===== Data excerpts =====
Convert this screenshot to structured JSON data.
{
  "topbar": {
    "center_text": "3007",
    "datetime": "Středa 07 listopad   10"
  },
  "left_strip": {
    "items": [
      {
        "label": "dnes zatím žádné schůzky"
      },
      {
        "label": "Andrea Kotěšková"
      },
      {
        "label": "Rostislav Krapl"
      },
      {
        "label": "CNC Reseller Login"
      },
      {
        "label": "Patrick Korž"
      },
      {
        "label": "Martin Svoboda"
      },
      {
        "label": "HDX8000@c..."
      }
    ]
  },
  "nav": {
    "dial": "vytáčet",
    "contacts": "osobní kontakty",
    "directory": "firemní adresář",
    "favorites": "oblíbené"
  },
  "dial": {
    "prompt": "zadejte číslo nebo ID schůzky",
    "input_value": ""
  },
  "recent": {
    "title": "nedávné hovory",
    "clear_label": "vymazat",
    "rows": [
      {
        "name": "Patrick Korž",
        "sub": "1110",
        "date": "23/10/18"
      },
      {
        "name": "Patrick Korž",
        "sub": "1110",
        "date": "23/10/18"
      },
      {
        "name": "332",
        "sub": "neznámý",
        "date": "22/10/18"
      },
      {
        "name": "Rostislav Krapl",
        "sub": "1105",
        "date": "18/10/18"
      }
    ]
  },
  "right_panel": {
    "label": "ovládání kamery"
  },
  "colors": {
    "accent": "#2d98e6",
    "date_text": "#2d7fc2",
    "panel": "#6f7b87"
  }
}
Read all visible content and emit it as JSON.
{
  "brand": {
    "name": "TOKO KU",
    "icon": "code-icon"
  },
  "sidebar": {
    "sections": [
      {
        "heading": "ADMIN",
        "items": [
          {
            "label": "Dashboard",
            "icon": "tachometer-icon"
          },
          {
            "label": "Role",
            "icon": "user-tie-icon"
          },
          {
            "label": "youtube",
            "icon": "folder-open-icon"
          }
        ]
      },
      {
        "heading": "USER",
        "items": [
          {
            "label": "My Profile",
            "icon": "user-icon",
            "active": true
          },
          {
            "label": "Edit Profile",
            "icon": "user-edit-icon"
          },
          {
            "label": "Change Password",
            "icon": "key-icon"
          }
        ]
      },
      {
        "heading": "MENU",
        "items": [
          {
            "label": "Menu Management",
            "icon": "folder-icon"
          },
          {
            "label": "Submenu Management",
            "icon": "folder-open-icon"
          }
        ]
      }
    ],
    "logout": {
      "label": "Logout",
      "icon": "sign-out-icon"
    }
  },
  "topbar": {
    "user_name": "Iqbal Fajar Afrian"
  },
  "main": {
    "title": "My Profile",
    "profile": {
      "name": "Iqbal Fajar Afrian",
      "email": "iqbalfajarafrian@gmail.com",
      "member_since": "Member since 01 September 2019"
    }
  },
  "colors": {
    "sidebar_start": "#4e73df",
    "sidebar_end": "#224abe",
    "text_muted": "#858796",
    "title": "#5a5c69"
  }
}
=====
* Task description
Type out the entries again, word for word.

* Result of the task
Convert this screenshot to structured JSON data.
{
  "topbar": {
    "center_text": "3007",
    "datetime": "Středa 07 listopad   10"
  },
  "left_strip": {
    "items": [
      {
        "label": "dnes zatím žádné schůzky"
      },
      {
        "label": "Andrea Kotěšková"
      },
      {
        "label": "Rostislav Krapl"
      },
      {
        "label": "CNC Reseller Login"
      },
      {
        "label": "Patrick Korž"
      },
      {
        "label": "Martin Svoboda"
      },
      {
        "label": "HDX8000@c..."
      }
    ]
  },
  "nav": {
    "dial": "vytáčet",
    "contacts": "osobní kontakty",
    "directory": "firemní adresář",
    "favorites": "oblíbené"
  },
  "dial": {
    "prompt": "zadejte číslo nebo ID schůzky",
    "input_value": ""
  },
  "recent": {
    "title": "nedávné hovory",
    "clear_label": "vymazat",
    "rows": [
      {
        "name": "Patrick Korž",
        "sub": "1110",
        "date": "23/10/18"
      },
      {
        "name": "Patrick Korž",
        "sub": "1110",
        "date": "23/10/18"
      },
      {
        "name": "332",
        "sub": "neznámý",
        "date": "22/10/18"
      },
      {
        "name": "Rostislav Krapl",
        "sub": "1105",
        "date": "18/10/18"
      }
    ]
  },
  "right_panel": {
    "label": "ovládání kamery"
  },
  "colors": {
    "accent": "#2d98e6",
    "date_text": "#2d7fc2",
    "panel": "#6f7b87"
  }
}
Read all visible content and emit it as JSON.
{
  "brand": {
    "name": "TOKO KU",
    "icon": "code-icon"
  },
  "sidebar": {
    "sections": [
      {
        "heading": "ADMIN",
        "items": [
          {
            "label": "Dashboard",
            "icon": "tachometer-icon"
          },
          {
            "label": "Role",
            "icon": "user-tie-icon"
          },
          {
            "label": "youtube",
            "icon": "folder-open-icon"
          }
        ]
      },
      {
        "heading": "USER",
        "items": [
          {
            "label": "My Profile",
            "icon": "user-icon",
            "active": true
          },
          {
            "label": "Edit Profile",
            "icon": "user-edit-icon"
          },
          {
            "label": "Change Password",
            "icon": "key-icon"
          }
        ]
      },
      {
        "heading": "MENU",
        "items": [
          {
            "label": "Menu Management",
            "icon": "folder-icon"
          },
          {
            "label": "Submenu Management",
            "icon": "folder-open-icon"
          }
        ]
      }
    ],
    "logout": {
      "label": "Logout",
      "icon": "sign-out-icon"
    }
  },
  "topbar": {
    "user_name": "Iqbal Fajar Afrian"
  },
  "main": {
    "title": "My Profile",
    "profile": {
      "name": "Iqbal Fajar Afrian",
      "email": "iqbalfajarafrian@gmail.com",
      "member_since": "Member since 01 September 2019"
    }
  },
  "colors": {
    "sidebar_start": "#4e73df",
    "sidebar_end": "#224abe",
    "text_muted": "#858796",
    "title": "#5a5c69"
  }
}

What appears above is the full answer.